>> Start

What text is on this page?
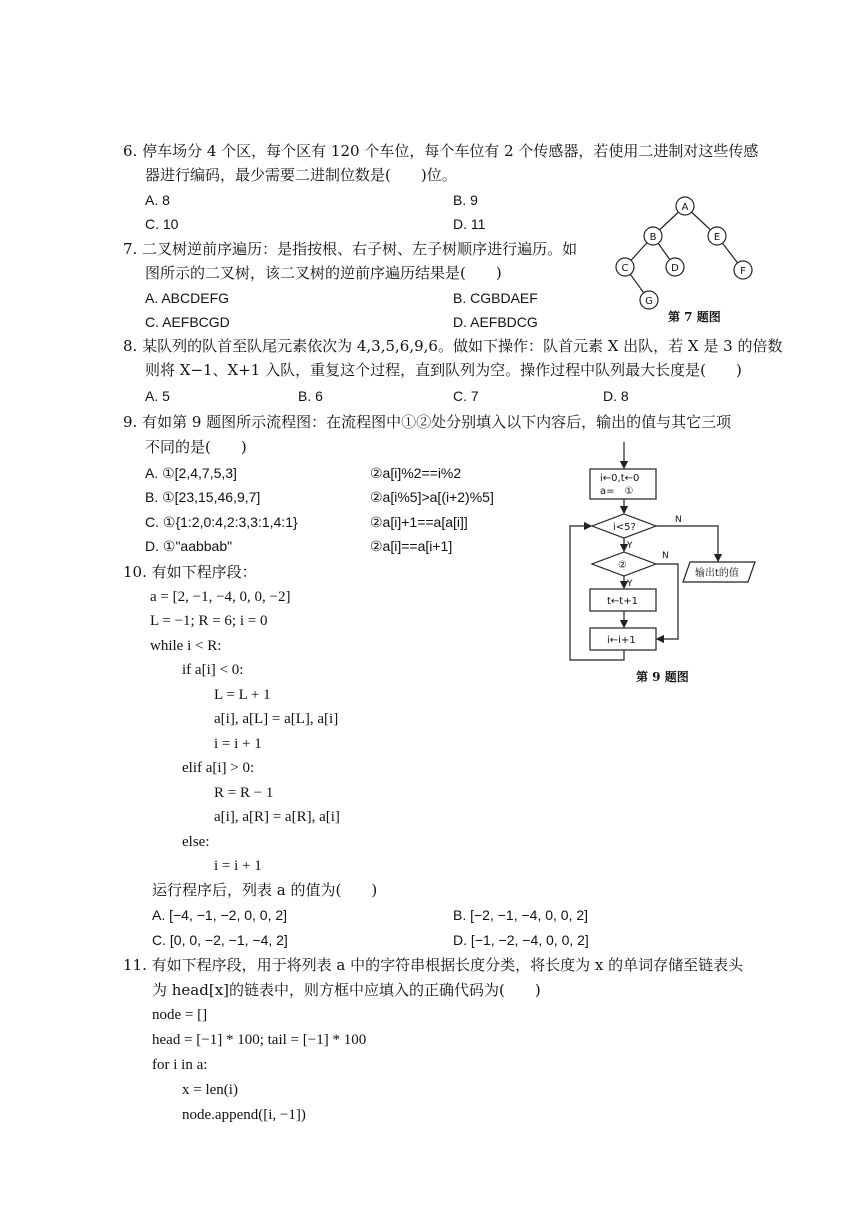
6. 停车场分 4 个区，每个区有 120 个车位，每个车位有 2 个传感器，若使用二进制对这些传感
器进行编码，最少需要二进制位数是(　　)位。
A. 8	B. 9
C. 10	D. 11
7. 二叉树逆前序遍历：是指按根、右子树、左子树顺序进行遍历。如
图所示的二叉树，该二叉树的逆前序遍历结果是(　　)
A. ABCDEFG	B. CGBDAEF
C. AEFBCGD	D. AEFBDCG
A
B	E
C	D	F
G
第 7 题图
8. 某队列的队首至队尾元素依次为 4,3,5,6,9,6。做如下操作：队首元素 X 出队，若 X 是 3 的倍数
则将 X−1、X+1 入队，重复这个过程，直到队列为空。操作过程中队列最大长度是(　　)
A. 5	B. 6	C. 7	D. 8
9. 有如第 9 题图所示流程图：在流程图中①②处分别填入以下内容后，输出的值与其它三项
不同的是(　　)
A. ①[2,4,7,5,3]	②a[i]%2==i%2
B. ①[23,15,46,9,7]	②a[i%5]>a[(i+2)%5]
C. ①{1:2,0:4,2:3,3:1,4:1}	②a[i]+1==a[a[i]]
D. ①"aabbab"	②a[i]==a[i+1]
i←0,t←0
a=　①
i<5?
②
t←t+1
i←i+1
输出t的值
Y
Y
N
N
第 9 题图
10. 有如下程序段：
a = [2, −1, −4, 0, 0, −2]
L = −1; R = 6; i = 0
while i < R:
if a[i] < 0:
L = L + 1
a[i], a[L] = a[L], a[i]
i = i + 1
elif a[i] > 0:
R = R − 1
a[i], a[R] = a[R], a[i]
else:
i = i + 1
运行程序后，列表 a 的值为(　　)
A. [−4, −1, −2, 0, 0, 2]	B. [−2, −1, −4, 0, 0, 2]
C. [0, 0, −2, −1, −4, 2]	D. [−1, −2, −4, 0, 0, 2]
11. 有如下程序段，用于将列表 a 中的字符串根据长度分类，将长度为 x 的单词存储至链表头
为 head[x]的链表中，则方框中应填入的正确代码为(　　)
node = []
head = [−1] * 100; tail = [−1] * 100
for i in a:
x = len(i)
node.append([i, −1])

>> End
>> Start

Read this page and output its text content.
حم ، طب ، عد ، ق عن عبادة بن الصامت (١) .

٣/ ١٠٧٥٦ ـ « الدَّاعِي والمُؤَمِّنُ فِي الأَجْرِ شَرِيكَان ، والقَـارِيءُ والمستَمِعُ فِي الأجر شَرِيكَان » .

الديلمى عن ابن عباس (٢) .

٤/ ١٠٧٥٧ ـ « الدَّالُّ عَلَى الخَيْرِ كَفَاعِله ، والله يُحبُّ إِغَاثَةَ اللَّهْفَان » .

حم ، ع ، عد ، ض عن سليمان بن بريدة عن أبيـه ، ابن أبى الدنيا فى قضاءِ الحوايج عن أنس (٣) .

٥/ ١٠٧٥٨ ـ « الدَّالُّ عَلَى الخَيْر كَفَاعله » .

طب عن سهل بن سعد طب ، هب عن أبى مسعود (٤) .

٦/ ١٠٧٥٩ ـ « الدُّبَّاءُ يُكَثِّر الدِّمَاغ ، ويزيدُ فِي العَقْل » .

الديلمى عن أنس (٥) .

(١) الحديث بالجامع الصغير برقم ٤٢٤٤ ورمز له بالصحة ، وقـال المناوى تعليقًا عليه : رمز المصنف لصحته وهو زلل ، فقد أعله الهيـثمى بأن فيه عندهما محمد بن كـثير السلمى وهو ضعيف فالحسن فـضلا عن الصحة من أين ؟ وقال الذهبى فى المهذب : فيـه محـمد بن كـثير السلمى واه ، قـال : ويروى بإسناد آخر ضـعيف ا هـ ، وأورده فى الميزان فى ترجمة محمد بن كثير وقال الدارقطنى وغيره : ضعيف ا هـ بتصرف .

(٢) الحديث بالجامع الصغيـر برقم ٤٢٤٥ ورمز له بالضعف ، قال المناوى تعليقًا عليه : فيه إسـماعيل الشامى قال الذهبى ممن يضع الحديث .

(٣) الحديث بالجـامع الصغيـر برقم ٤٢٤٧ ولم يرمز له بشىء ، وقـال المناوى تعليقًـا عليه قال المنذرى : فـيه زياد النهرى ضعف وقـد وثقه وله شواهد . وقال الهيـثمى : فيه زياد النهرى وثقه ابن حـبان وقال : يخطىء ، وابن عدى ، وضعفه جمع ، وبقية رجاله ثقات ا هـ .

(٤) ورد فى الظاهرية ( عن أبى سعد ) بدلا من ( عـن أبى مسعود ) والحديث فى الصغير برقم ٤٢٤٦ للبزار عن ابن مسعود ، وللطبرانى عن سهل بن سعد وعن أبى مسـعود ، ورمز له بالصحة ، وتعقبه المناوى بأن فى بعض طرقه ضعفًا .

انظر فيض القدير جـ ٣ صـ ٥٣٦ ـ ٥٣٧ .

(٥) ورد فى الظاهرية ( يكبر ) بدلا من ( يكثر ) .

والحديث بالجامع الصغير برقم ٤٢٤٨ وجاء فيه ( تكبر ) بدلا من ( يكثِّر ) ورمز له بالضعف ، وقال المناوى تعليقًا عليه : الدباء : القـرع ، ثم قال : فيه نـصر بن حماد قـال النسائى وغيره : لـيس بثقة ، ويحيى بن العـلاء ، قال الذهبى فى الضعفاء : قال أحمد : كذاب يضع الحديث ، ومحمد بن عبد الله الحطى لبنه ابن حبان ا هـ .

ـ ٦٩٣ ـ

>> End

• [INSTRUCTIONS TO FOLLOW]: What is the number of lines in the records that contain the string "بالضعف"? Give only that number.

• [TASK RESULT]: 2